Output every entry exactly as written, skipping any pictures.

____ Information given

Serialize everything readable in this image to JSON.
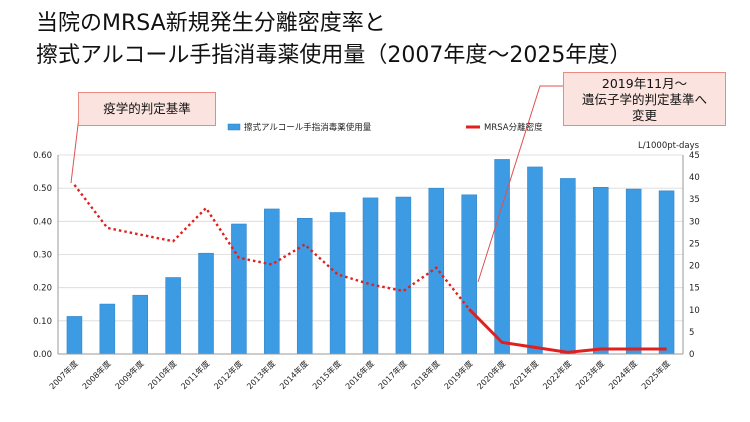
{
  "title": {
    "line1": "当院のMRSA新規発生分離密度率と",
    "line2": "擦式アルコール手指消毒薬使用量（2007年度～2025年度）"
  },
  "callouts": {
    "left": "疫学的判定基準",
    "right_line1": "2019年11月～",
    "right_line2": "遺伝子学的判定基準へ",
    "right_line3": "変更"
  },
  "colors": {
    "bar": "#3d9be3",
    "line": "#e0201e",
    "callout_fill": "#fbe3df",
    "callout_border": "#e98b80"
  },
  "chart_data": {
    "type": "bar",
    "categories": [
      "2007年度",
      "2008年度",
      "2009年度",
      "2010年度",
      "2011年度",
      "2012年度",
      "2013年度",
      "2014年度",
      "2015年度",
      "2016年度",
      "2017年度",
      "2018年度",
      "2019年度",
      "2020年度",
      "2021年度",
      "2022年度",
      "2023年度",
      "2024年度",
      "2025年度"
    ],
    "series": [
      {
        "name": "擦式アルコール手指消毒薬使用量",
        "kind": "bar",
        "axis": "right",
        "values": [
          8.5,
          11.3,
          13.3,
          17.3,
          22.8,
          29.4,
          32.8,
          30.7,
          32.0,
          35.3,
          35.5,
          37.5,
          36.0,
          44.0,
          42.3,
          39.7,
          37.7,
          37.3,
          36.9
        ]
      },
      {
        "name": "MRSA分離密度",
        "kind": "line",
        "axis": "left",
        "values": [
          0.51,
          0.38,
          0.36,
          0.34,
          0.44,
          0.29,
          0.27,
          0.33,
          0.24,
          0.21,
          0.19,
          0.26,
          0.135,
          0.035,
          0.02,
          0.005,
          0.015,
          0.015,
          0.015
        ],
        "dotted_through": "2019年度",
        "solid_from": "2019年度"
      }
    ],
    "y_left": {
      "ylim": [
        0,
        0.6
      ],
      "ticks": [
        "0.00",
        "0.10",
        "0.20",
        "0.30",
        "0.40",
        "0.50",
        "0.60"
      ]
    },
    "y_right": {
      "ylim": [
        0,
        45
      ],
      "ticks": [
        "0",
        "5",
        "10",
        "15",
        "20",
        "25",
        "30",
        "35",
        "40",
        "45"
      ],
      "unit_label": "L/1000pt-days"
    },
    "grid": true,
    "legend_position": "top"
  }
}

________

#### Correct answer
Serialize everything readable in this image to JSON.
{
  "title": {
    "line1": "当院のMRSA新規発生分離密度率と",
    "line2": "擦式アルコール手指消毒薬使用量（2007年度～2025年度）"
  },
  "callouts": {
    "left": "疫学的判定基準",
    "right_line1": "2019年11月～",
    "right_line2": "遺伝子学的判定基準へ",
    "right_line3": "変更"
  },
  "colors": {
    "bar": "#3d9be3",
    "line": "#e0201e",
    "callout_fill": "#fbe3df",
    "callout_border": "#e98b80"
  },
  "chart_data": {
    "type": "bar",
    "categories": [
      "2007年度",
      "2008年度",
      "2009年度",
      "2010年度",
      "2011年度",
      "2012年度",
      "2013年度",
      "2014年度",
      "2015年度",
      "2016年度",
      "2017年度",
      "2018年度",
      "2019年度",
      "2020年度",
      "2021年度",
      "2022年度",
      "2023年度",
      "2024年度",
      "2025年度"
    ],
    "series": [
      {
        "name": "擦式アルコール手指消毒薬使用量",
        "kind": "bar",
        "axis": "right",
        "values": [
          8.5,
          11.3,
          13.3,
          17.3,
          22.8,
          29.4,
          32.8,
          30.7,
          32.0,
          35.3,
          35.5,
          37.5,
          36.0,
          44.0,
          42.3,
          39.7,
          37.7,
          37.3,
          36.9
        ]
      },
      {
        "name": "MRSA分離密度",
        "kind": "line",
        "axis": "left",
        "values": [
          0.51,
          0.38,
          0.36,
          0.34,
          0.44,
          0.29,
          0.27,
          0.33,
          0.24,
          0.21,
          0.19,
          0.26,
          0.135,
          0.035,
          0.02,
          0.005,
          0.015,
          0.015,
          0.015
        ],
        "dotted_through": "2019年度",
        "solid_from": "2019年度"
      }
    ],
    "y_left": {
      "ylim": [
        0,
        0.6
      ],
      "ticks": [
        "0.00",
        "0.10",
        "0.20",
        "0.30",
        "0.40",
        "0.50",
        "0.60"
      ]
    },
    "y_right": {
      "ylim": [
        0,
        45
      ],
      "ticks": [
        "0",
        "5",
        "10",
        "15",
        "20",
        "25",
        "30",
        "35",
        "40",
        "45"
      ],
      "unit_label": "L/1000pt-days"
    },
    "grid": true,
    "legend_position": "top"
  }
}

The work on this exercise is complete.